#### What to work on:
Wherever a line below holds the word "célja", copy that line.
━━ Raw records ━━
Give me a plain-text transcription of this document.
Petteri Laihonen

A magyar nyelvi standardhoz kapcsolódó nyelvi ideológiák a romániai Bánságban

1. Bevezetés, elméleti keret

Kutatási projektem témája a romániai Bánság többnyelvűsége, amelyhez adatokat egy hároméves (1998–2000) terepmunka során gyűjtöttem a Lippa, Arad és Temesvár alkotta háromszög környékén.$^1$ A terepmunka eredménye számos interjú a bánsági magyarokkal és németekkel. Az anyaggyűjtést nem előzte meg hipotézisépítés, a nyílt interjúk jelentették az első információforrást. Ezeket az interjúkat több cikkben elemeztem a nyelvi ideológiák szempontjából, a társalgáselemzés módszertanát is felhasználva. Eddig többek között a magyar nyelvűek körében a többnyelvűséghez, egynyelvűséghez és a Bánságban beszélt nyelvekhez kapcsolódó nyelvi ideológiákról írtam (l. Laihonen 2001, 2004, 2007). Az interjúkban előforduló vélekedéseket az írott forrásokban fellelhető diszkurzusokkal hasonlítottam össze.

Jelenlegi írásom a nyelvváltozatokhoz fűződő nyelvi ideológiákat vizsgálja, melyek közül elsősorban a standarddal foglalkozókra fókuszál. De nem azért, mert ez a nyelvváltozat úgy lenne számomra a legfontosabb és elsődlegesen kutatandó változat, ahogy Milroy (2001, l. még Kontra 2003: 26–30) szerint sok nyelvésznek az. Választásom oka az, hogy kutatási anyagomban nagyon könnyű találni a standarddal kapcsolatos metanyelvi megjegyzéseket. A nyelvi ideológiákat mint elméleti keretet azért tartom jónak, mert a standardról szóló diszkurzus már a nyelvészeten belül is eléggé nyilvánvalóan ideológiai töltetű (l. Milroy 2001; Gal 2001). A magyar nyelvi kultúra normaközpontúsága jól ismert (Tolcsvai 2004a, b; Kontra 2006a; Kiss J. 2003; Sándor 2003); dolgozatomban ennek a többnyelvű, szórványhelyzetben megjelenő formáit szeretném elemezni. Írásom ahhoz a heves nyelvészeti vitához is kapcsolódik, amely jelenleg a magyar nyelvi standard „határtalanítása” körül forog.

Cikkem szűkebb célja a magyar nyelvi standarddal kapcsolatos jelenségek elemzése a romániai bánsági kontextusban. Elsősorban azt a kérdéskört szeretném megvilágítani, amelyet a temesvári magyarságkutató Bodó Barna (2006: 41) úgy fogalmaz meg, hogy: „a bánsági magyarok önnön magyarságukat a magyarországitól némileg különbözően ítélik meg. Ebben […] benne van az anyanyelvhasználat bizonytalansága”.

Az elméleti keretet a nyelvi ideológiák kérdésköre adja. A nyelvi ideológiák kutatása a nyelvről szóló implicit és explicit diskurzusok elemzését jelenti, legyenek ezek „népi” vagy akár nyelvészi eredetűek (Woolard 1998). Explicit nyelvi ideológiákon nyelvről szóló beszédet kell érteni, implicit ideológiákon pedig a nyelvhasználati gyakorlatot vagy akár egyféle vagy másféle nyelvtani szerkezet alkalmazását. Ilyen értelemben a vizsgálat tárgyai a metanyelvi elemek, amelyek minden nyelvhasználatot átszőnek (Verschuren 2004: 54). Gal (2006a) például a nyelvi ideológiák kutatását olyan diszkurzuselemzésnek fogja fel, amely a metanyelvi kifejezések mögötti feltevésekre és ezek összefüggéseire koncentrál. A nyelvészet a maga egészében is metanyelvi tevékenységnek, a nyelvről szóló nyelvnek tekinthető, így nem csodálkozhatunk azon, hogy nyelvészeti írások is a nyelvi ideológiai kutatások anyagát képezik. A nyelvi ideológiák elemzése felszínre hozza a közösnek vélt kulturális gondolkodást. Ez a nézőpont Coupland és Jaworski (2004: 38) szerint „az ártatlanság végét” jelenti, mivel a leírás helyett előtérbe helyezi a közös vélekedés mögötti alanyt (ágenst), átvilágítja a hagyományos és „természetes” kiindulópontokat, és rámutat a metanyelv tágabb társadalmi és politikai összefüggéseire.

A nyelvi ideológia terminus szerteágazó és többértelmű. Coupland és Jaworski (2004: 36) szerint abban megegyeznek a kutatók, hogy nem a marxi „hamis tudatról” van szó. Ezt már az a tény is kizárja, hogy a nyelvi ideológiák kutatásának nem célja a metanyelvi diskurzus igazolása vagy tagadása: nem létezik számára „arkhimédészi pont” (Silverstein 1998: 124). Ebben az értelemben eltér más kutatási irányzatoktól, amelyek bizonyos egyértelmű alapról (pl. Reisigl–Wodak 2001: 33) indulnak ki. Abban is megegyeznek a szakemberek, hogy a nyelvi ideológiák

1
━━━
#### Answer to the exercise:
Cikkem szűkebb célja a magyar nyelvi standarddal kapcsolatos jelenségek elemzése a romániai bánsági kontextusban. Elsősorban azt a kérdéskört szeretném megvilágítani, amelyet a temesvári magyarságkutató Bodó Barna (2006: 41) úgy fogalmaz meg, hogy: „a bánsági magyarok önnön magyarságukat a magyarországitól némileg különbözően ítélik meg. Ebben […] benne van az anyanyelvhasználat bizonytalansága”.
A nyelvi ideológia terminus szerteágazó és többértelmű. Coupland és Jaworski (2004: 36) szerint abban megegyeznek a kutatók, hogy nem a marxi „hamis tudatról” van szó. Ezt már az a tény is kizárja, hogy a nyelvi ideológiák kutatásának nem célja a metanyelvi diskurzus igazolása vagy tagadása: nem létezik számára „arkhimédészi pont” (Silverstein 1998: 124). Ebben az értelemben eltér más kutatási irányzatoktól, amelyek bizonyos egyértelmű alapról (pl. Reisigl–Wodak 2001: 33) indulnak ki. Abban is megegyeznek a szakemberek, hogy a nyelvi ideológiák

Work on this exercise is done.